--- TASK MATERIAL ---

--*--

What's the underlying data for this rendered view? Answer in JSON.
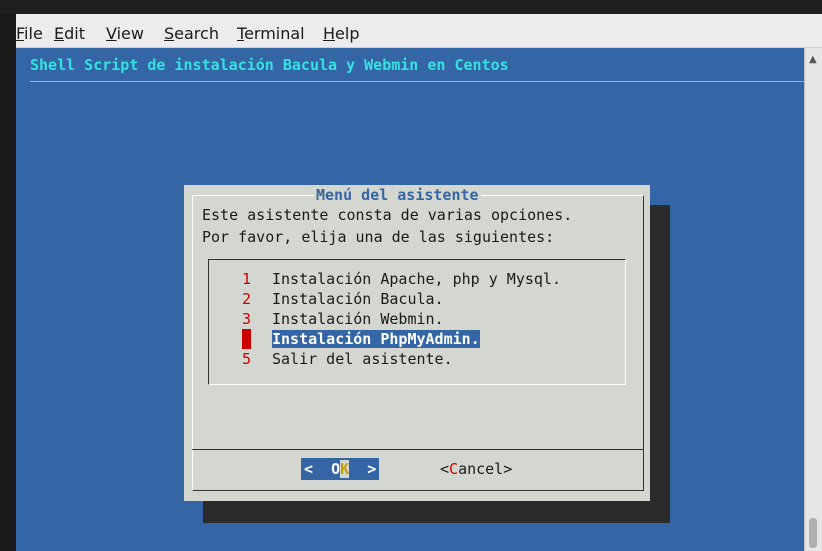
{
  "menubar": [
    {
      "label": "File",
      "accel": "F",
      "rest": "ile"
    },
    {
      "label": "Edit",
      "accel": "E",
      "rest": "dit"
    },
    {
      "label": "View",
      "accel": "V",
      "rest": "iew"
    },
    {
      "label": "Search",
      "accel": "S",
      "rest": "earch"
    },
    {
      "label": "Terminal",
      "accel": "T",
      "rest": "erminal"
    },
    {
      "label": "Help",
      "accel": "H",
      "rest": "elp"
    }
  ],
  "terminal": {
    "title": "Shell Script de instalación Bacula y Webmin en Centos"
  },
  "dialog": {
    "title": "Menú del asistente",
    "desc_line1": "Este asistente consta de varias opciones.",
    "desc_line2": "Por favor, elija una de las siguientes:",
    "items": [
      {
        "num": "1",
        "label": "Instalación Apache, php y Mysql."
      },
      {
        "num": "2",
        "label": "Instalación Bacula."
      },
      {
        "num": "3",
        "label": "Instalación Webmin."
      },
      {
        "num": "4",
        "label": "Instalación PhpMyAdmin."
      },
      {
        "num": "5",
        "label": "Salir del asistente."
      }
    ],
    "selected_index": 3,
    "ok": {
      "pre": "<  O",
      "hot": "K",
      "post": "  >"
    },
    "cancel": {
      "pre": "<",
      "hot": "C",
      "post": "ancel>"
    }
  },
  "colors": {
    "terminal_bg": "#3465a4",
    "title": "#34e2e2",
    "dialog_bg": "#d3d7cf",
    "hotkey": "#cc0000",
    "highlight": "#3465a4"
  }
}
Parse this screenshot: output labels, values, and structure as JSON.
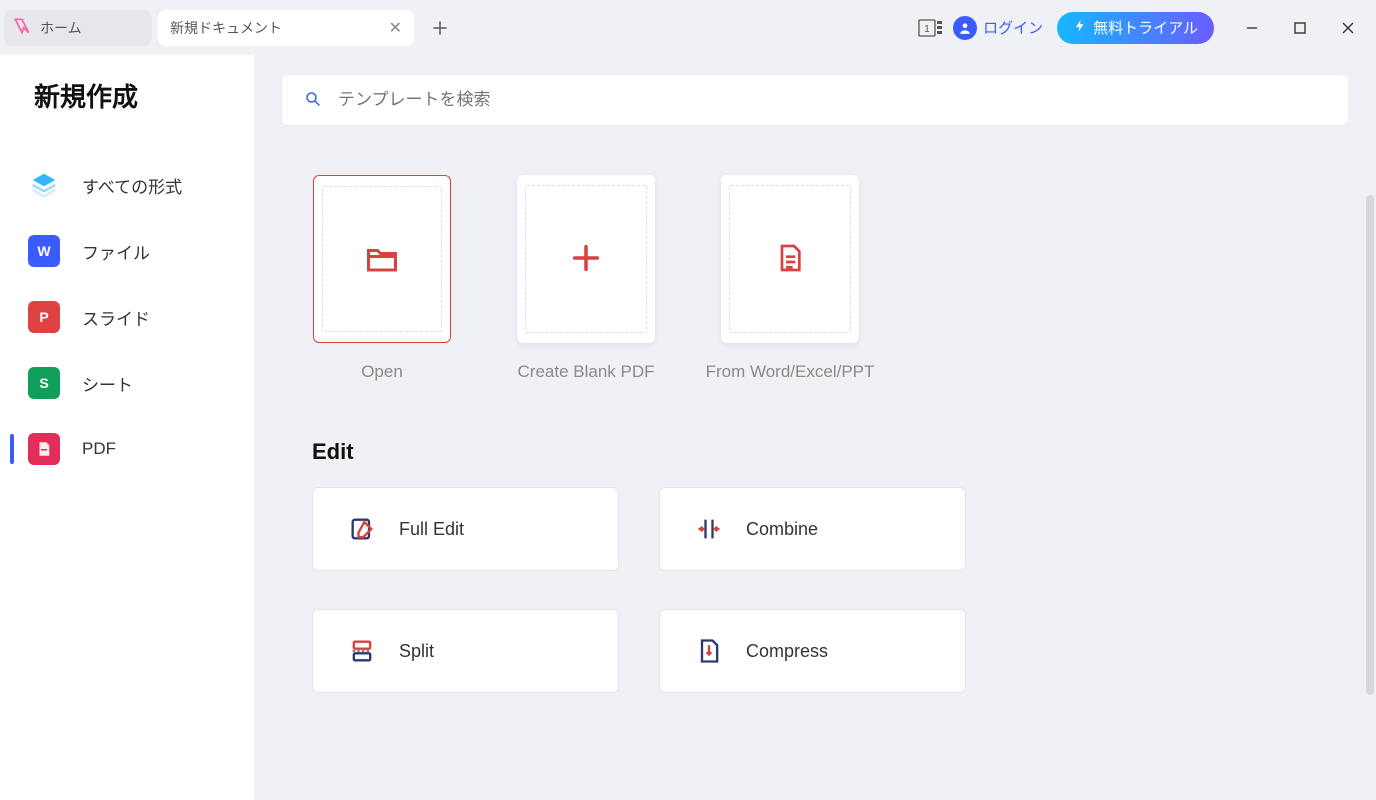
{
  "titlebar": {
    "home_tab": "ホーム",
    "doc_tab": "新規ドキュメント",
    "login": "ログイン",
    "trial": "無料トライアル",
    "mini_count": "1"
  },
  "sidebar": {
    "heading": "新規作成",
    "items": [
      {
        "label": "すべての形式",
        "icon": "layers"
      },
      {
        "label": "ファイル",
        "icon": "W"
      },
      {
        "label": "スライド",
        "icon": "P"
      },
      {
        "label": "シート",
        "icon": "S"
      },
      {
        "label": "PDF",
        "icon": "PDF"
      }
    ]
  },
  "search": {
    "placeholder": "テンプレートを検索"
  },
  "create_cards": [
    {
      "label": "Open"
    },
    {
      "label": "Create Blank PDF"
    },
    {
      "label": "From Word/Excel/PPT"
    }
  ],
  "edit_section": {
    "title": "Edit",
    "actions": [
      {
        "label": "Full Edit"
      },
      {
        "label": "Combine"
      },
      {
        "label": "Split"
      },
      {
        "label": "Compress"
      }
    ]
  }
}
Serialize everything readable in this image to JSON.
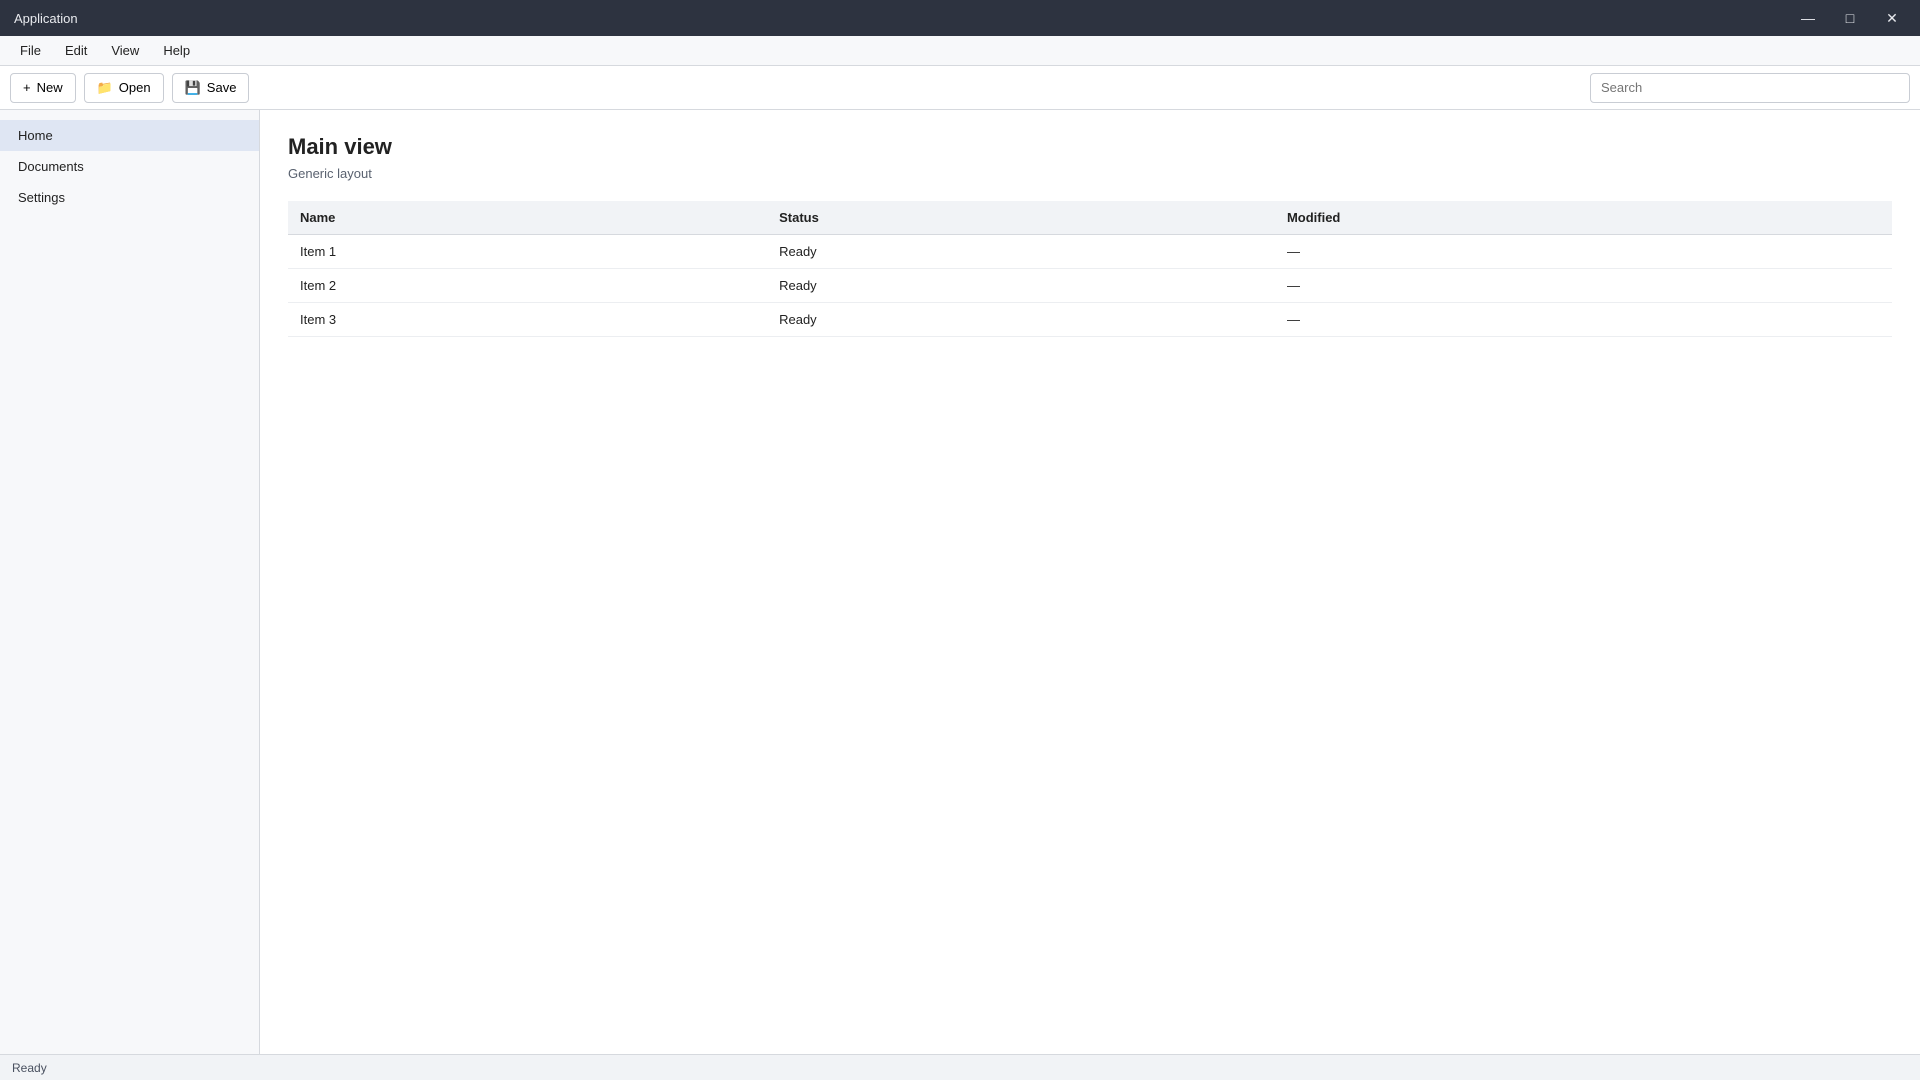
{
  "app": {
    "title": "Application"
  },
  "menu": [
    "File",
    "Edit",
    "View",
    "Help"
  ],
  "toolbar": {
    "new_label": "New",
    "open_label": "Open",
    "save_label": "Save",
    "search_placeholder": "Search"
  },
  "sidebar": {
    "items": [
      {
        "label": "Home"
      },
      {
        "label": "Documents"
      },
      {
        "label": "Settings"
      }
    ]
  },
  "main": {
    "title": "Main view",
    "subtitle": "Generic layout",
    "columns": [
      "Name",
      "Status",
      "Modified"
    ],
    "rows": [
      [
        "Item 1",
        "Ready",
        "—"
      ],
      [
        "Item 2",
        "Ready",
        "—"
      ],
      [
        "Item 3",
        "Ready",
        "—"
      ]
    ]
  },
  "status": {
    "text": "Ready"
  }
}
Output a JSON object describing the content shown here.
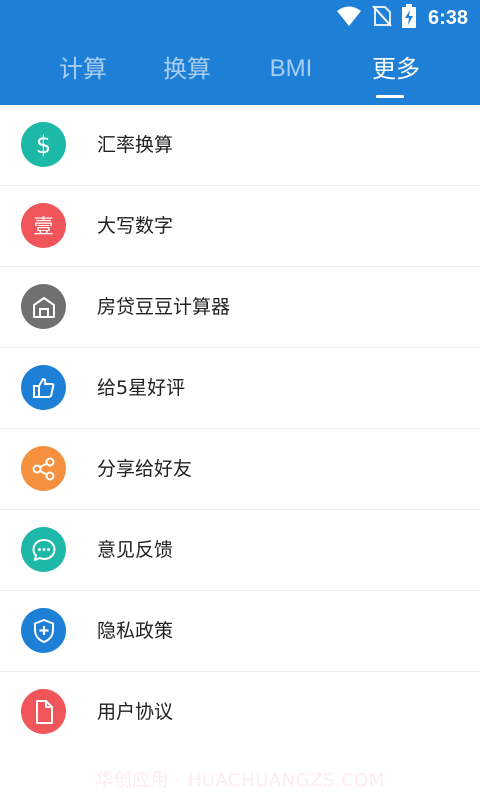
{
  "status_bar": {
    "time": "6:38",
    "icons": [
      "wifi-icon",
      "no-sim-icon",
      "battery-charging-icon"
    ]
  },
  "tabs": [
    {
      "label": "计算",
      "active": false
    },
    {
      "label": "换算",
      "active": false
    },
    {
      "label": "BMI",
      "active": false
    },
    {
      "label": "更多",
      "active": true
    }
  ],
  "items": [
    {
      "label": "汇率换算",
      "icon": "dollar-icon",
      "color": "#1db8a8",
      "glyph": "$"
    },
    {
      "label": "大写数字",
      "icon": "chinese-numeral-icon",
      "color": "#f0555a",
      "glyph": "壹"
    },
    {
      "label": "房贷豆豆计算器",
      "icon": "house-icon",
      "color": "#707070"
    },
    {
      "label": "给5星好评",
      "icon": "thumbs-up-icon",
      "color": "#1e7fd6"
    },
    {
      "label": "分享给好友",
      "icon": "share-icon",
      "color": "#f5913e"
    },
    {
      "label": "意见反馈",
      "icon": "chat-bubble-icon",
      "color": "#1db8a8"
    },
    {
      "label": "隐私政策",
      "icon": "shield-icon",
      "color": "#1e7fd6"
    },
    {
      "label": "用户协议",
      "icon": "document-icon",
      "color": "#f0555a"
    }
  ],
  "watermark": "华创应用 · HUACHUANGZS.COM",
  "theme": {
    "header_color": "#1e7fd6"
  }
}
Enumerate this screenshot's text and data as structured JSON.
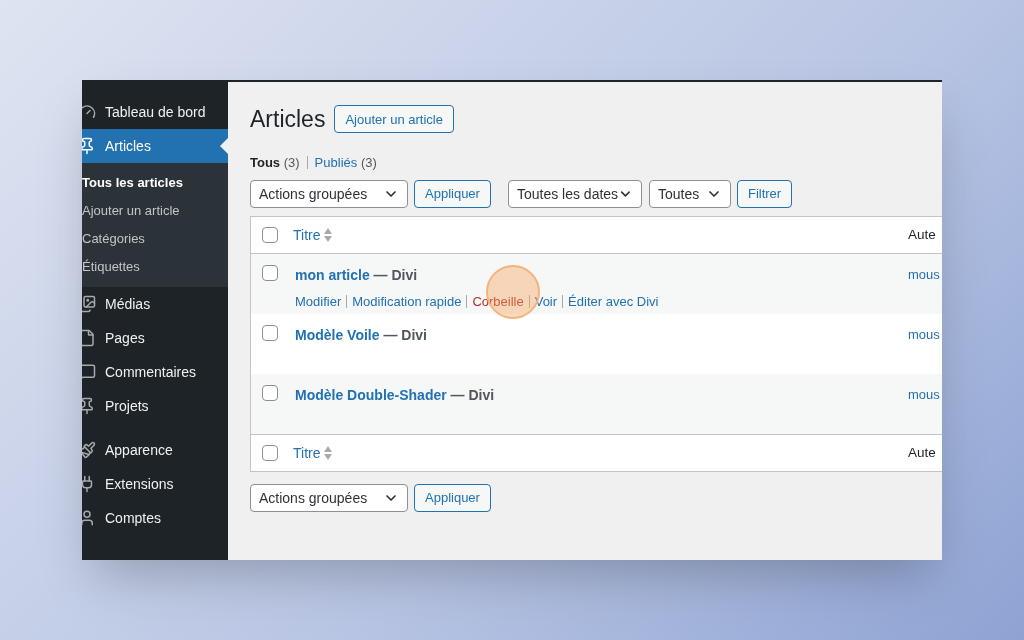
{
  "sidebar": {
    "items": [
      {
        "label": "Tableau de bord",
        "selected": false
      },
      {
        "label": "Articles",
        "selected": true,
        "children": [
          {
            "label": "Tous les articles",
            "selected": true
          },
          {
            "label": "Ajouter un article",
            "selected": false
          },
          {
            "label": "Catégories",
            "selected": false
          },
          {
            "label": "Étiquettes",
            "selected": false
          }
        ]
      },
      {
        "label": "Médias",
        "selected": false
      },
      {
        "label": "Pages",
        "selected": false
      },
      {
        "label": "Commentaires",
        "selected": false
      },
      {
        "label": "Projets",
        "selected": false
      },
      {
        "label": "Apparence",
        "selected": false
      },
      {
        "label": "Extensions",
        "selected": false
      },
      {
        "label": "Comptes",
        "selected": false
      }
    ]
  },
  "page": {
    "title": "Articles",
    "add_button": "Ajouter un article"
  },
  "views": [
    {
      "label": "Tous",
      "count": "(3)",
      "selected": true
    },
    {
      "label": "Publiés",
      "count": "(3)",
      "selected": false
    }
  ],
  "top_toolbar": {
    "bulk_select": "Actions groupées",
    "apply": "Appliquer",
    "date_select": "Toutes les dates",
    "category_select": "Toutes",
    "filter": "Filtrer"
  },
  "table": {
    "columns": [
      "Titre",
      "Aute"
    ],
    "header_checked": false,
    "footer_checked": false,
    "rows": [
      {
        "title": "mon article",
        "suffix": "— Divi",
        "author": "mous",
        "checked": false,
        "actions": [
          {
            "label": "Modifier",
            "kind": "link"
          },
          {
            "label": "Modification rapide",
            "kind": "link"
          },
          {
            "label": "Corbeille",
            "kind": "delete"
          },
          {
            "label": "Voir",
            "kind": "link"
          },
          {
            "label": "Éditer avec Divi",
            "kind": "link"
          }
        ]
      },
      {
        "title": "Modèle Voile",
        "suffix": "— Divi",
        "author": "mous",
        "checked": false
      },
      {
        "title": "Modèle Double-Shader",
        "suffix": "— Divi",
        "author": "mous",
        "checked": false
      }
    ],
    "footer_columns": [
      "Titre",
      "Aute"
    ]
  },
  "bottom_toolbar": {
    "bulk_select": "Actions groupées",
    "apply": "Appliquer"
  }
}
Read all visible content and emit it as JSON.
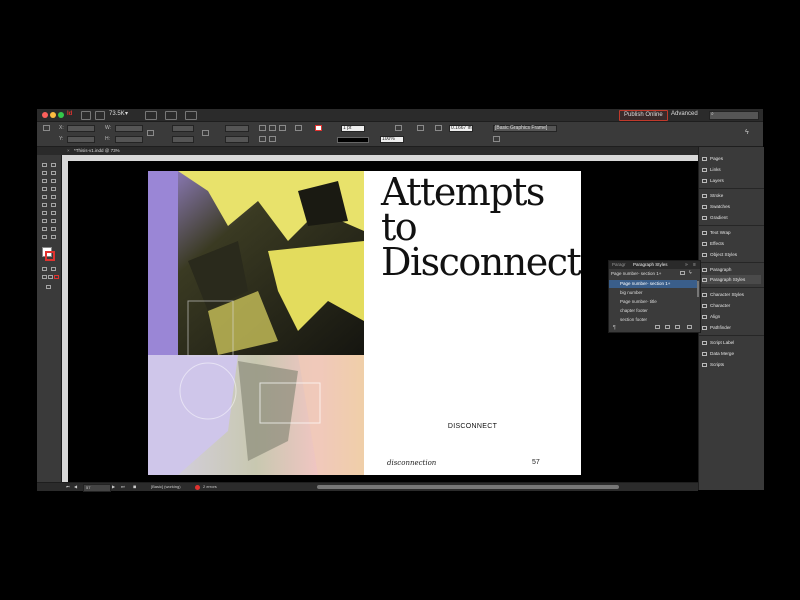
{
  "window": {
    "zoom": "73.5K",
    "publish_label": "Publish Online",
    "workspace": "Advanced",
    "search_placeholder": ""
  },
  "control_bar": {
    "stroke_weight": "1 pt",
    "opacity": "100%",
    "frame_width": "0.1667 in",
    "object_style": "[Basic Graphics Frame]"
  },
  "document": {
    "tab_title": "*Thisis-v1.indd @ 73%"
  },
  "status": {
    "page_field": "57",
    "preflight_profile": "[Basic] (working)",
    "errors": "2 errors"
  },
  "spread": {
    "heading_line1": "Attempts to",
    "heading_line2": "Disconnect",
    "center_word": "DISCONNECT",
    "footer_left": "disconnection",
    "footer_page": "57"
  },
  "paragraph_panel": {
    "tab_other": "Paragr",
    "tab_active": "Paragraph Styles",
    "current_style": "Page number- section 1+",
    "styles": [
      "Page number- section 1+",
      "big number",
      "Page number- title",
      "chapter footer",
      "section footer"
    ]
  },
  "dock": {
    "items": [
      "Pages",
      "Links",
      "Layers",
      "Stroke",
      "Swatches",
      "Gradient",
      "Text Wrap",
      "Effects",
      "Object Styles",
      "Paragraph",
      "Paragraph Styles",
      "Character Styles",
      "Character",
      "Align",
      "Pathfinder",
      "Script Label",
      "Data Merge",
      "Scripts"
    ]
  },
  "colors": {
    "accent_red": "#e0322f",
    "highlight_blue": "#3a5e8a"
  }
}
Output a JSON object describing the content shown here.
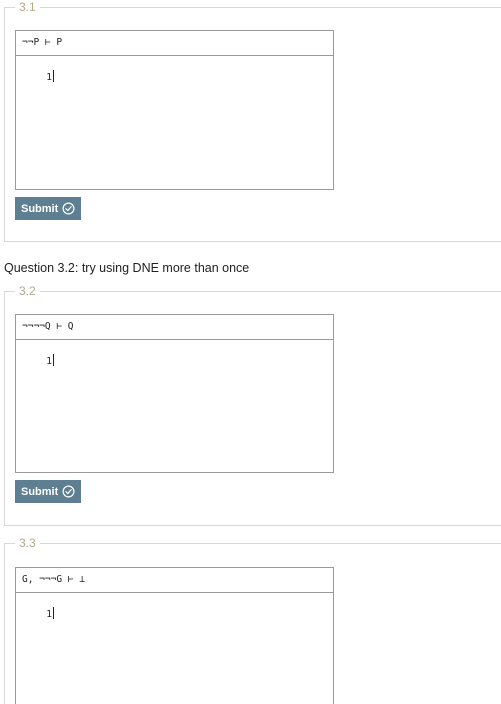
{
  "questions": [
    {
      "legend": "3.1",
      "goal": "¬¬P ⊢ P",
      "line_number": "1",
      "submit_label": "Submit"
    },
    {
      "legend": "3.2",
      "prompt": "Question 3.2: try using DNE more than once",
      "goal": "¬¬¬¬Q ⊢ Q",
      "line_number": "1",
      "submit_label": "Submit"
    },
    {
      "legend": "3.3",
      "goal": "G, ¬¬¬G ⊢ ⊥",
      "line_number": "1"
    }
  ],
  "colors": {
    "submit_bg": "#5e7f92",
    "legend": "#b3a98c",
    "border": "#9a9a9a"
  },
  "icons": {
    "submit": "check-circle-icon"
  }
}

--*--

--- SET PROBLEM ---
Show each line in the entries that holds the string "true".

--- RESPONSE ---
      "active": true
        "selected": true,
            "selected": true
      "selected": true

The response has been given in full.